↓
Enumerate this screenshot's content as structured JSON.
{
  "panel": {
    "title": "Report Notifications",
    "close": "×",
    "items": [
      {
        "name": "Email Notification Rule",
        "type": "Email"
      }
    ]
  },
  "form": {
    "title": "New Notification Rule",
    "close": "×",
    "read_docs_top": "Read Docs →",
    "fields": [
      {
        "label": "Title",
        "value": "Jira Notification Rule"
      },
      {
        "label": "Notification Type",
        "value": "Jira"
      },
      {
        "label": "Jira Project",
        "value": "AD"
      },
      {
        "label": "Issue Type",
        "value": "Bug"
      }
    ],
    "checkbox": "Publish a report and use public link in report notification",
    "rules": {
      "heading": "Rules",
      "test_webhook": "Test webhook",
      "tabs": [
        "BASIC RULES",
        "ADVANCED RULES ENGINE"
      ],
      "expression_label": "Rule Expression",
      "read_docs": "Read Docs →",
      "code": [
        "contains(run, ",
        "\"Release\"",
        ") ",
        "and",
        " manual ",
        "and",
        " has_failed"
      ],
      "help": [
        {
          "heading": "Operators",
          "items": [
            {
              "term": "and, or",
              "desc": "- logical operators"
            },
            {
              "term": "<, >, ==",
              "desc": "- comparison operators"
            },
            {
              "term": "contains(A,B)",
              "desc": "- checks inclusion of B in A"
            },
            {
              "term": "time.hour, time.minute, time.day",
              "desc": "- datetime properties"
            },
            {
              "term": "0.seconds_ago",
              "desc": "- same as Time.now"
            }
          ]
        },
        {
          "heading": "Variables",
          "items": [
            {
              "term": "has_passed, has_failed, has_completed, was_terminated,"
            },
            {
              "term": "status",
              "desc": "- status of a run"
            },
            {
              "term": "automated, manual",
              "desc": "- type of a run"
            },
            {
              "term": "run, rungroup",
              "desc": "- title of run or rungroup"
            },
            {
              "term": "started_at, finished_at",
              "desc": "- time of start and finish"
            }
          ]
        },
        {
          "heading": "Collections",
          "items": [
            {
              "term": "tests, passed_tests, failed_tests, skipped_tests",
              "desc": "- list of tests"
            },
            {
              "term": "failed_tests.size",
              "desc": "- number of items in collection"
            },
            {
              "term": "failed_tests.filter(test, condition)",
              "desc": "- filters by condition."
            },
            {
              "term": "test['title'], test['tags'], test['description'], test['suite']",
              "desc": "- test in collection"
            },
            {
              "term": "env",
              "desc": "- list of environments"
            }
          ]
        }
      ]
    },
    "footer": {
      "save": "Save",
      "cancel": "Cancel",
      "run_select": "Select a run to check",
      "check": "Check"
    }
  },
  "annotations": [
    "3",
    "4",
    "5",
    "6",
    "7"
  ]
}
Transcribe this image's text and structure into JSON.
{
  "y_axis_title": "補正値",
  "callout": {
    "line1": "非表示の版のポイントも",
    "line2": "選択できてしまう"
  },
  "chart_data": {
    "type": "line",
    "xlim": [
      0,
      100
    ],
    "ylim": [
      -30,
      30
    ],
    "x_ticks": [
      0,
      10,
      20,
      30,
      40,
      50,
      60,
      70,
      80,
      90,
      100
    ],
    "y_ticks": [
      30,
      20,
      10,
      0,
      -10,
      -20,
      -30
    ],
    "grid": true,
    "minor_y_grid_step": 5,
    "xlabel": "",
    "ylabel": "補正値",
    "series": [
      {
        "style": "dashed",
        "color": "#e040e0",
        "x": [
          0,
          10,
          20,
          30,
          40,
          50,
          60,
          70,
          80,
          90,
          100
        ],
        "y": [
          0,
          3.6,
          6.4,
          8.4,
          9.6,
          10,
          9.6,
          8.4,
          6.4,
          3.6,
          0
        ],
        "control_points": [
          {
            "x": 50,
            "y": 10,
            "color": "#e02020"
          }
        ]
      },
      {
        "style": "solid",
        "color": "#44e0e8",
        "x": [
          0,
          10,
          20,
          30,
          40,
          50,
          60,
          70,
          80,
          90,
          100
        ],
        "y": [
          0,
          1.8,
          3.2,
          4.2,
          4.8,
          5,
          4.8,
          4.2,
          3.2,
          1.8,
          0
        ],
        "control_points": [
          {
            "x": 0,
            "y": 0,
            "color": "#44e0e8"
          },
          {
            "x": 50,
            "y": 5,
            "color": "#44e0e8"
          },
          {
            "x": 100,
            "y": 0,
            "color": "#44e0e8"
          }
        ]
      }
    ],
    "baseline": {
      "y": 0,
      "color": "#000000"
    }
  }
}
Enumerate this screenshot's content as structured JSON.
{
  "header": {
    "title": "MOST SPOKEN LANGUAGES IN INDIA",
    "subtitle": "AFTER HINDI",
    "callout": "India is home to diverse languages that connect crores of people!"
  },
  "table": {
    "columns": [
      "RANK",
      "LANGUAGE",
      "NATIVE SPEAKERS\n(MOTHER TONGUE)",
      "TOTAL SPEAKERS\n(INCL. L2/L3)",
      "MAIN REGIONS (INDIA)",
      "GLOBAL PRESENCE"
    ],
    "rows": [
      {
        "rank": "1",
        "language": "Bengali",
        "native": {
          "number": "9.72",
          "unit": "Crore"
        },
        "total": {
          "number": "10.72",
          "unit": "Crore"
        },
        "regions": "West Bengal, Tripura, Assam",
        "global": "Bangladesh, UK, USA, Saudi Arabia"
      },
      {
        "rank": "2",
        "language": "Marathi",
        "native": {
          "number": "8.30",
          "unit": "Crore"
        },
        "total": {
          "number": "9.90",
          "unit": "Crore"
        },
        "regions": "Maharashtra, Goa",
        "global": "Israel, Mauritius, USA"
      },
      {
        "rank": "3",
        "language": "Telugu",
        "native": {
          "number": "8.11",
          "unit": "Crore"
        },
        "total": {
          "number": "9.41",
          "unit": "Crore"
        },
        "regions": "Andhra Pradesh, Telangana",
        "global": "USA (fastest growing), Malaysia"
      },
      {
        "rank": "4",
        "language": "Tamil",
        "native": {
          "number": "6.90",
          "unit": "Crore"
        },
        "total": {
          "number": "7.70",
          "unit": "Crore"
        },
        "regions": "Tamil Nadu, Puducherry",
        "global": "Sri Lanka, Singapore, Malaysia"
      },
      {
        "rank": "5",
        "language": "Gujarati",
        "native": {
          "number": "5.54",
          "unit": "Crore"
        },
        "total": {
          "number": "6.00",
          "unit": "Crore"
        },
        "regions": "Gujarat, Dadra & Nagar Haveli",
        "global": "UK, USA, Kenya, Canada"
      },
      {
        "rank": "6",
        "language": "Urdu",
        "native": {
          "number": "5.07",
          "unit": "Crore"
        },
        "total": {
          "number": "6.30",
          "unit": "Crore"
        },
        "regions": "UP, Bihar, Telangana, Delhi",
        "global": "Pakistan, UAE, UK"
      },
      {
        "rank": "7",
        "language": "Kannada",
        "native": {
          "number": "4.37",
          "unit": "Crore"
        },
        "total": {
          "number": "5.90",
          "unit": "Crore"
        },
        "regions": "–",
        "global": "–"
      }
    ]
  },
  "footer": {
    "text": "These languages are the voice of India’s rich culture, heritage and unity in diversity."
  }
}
↑
- Set problem -
Among the lines of the material, find those that hold the word "value" and copy them.

- Written answer -
        "value": "Jira Notification Rule"
        "value": "Jira"
        "value": "AD"
        "value": "Bug"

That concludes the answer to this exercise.